- **TASK REQUIREMENTS**:
Transcribe all of the material below word for word and leave out its pictures.

- **RECORDED INFORMATION**:
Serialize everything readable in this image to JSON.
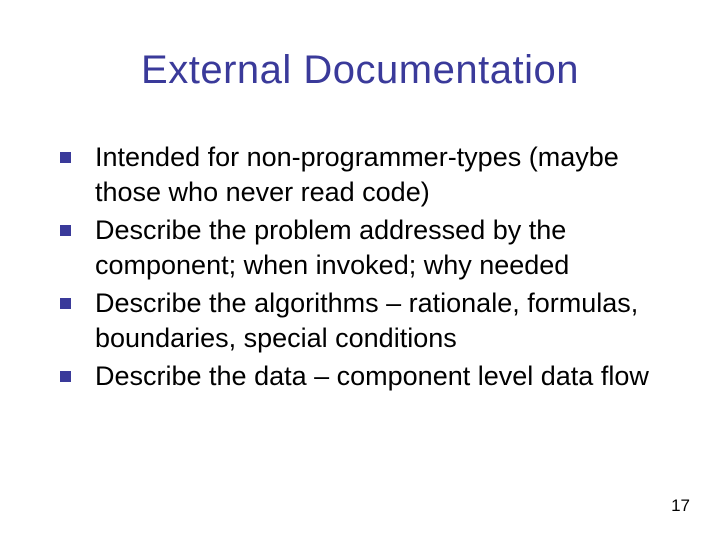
{
  "title": "External Documentation",
  "bullets": [
    "Intended for non-programmer-types (maybe those who never read code)",
    "Describe the problem addressed by the component; when invoked; why needed",
    "Describe the algorithms – rationale, formulas, boundaries, special conditions",
    "Describe the data – component level data flow"
  ],
  "page_number": "17"
}
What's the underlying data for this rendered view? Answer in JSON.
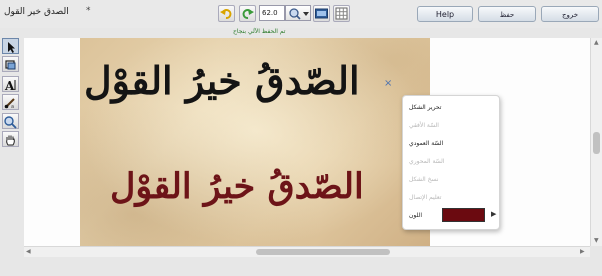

- **FULL OUTPUT**:
Serialize everything readable in this image to JSON.
{
  "title": "External Documentation",
  "bullets": [
    "Intended for non-programmer-types (maybe those who never read code)",
    "Describe the problem addressed by the component; when invoked; why needed",
    "Describe the algorithms – rationale, formulas, boundaries, special conditions",
    "Describe the data – component level data flow"
  ],
  "page_number": "17"
}
What's the underlying data for this rendered view? Answer in JSON.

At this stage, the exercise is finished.